作業指示 1 — 読解文のうち「神の名をかたり私利私欲をこやす人たちも沢山います。」から「それは過去からやってきては去るものばかりです。」までを、両端も含めて一字も変えずに書き写せ。
作業指示 2 — 読解文では、いつも謙虚で「こういうものだ」と決めつけないことが大切だとしている。その理由を読解文に沿って1～3文で説明せよ。

読解文 —

◇ ◇ ◇ ◇ ◇ ◇ ◇

2010年6月10日
全てのはざまにいる
物が欲しい、お金が欲しい、モテたい、これらは欲です。
美しい形にしたい、神聖なものを求めたい、これらも欲です。
良くしたい、こうしたい・・・というのがエゴです。
自分であろうと他人であろうと、思った通りにしたい、という。
ほとんどの場合、人はそのために動きます。
しかし神がさせたいとおりに動くことが一番です。
強いて何がベストかと言うなら、そうなります。
でもそれは理想です、簡単にはいきません。
しかし全てはそれをできるまでの途中、その過程です。
それもまた神がさせたいとおりと言えます。
だからいつも謙虚で、「こういうものだ」と決めつけないことが大切になります。
「自分がそれをしている」とすれば、それは途中で止まってしまいます。
かといって「これは神がしている」というなら自分はその通り道になれるほど成長できているんでしょうか?
神のことをうたいながら人を傷つける人たちは沢山います。
神の名をかたり私利私欲をこやす人たちも沢山います。
神さえもが欲の道具となります。
この幻想の世界を見て、何を握っても、それは欲の道具です。
これを手にしたから自分は大丈夫だと言えるものは一つもありません。
自分が大丈夫、なんてことはありません。
自分などそもそもありません。
はどうして自分は今もこうして存在しているとされるのか。
何故それでもこの宇宙はこのように見せつけるのか。
わかりませんけど、しかし究極的にはその流れに沿えることがベストだと言うことができます。
自分に多くの問題があるのは確かです。
しかしそれもまた自分ではありません。
それは過去からやってきては去るものばかりです。
次に何が来るのかは、自分の行い次第です。
自分にはこういう癖がある、そうかもしれません。
自分はこういう癖なのだ、いいえそうではありません。
それらに気づいた時点で、それは自分ではありません。
気づく意識が本当の自分です。
木にやる水が多すぎても少なすぎても、養分がありすぎても、腐ってしまいます。
常にそうしたことに気づき、謙虚に、そして誠実であろうと努力する。

◇ ◇ ◇ ◇ ◇ ◇ ◇

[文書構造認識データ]
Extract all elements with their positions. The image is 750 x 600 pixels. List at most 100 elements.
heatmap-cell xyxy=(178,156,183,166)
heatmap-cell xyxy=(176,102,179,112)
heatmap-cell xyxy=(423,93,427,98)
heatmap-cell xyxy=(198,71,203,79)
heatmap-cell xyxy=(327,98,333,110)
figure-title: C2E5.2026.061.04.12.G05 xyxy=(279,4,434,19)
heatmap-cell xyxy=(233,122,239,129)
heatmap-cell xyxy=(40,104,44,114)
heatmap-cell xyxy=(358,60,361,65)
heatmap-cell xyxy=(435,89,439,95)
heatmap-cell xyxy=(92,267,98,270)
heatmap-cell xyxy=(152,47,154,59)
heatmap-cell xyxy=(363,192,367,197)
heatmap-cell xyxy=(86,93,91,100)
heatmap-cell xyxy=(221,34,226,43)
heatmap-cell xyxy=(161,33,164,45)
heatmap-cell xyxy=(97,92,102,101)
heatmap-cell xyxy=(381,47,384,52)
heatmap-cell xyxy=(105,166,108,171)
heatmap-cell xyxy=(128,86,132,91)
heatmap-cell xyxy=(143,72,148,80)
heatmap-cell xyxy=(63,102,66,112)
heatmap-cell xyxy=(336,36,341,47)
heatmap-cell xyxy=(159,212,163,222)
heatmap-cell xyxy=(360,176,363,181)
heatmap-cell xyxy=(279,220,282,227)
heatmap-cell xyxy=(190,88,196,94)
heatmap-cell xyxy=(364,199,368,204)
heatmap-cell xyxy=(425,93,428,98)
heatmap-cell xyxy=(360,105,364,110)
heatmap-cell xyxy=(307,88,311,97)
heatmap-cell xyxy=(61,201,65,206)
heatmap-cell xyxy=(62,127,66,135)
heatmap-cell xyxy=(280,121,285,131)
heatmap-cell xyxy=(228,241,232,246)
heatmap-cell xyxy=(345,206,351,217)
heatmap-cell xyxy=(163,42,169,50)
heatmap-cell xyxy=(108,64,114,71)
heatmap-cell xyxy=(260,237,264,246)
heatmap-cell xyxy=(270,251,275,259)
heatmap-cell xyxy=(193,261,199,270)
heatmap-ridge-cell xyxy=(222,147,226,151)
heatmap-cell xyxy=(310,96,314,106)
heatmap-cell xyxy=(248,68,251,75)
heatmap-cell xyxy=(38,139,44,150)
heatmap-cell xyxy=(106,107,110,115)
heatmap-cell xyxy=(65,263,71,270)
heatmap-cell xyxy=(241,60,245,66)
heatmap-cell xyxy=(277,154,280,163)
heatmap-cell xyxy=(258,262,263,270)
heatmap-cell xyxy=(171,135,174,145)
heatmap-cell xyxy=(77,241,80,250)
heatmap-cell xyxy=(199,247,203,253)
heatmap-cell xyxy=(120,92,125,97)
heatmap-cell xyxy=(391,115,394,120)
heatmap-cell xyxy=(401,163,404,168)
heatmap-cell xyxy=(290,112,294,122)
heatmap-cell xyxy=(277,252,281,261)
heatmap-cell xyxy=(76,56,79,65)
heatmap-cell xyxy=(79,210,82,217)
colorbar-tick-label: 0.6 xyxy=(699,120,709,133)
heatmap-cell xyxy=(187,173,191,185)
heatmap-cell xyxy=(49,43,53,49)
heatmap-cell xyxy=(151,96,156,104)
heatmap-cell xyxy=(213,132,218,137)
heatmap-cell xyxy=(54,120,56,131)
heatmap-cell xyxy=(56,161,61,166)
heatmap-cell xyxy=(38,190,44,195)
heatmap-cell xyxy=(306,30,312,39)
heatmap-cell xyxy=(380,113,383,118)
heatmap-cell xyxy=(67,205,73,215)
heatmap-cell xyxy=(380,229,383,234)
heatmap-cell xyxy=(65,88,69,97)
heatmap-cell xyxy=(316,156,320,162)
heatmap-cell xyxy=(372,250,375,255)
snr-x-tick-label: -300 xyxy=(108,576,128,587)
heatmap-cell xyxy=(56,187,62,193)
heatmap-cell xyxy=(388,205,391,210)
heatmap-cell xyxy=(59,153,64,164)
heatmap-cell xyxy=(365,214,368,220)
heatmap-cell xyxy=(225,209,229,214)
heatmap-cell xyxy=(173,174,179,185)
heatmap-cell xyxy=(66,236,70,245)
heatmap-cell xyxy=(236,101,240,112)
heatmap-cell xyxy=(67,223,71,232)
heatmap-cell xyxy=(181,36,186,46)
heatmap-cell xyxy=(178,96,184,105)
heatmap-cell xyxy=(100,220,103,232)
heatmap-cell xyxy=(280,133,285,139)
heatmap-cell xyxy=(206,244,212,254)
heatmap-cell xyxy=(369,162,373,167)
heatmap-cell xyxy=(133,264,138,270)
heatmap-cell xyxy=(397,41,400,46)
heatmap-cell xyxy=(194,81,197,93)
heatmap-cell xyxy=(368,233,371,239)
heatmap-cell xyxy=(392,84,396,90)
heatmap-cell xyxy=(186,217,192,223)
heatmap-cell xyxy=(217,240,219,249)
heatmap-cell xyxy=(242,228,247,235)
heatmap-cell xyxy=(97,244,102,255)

◇ ◇ ◇ ◇ ◇ ◇ ◇

解答結果 1 —
神の名をかたり私利私欲をこやす人たちも沢山います。
神さえもが欲の道具となります。
この幻想の世界を見て、何を握っても、それは欲の道具です。
これを手にしたから自分は大丈夫だと言えるものは一つもありません。
自分が大丈夫、なんてことはありません。
自分などそもそもありません。
はどうして自分は今もこうして存在しているとされるのか。
何故それでもこの宇宙はこのように見せつけるのか。
わかりませんけど、しかし究極的にはその流れに沿えることがベストだと言うことができます。
自分に多くの問題があるのは確かです。
しかしそれもまた自分ではありません。
それは過去からやってきては去るものばかりです。

解答結果 2 — 神がさせたいとおりに動くことが理想だが、簡単にはいかない。しかし全てはそれができるまでの途中の過程であり、その過程もまた神がさせたいとおりと言える。だから、いつも謙虚で決めつけないことが大切になる。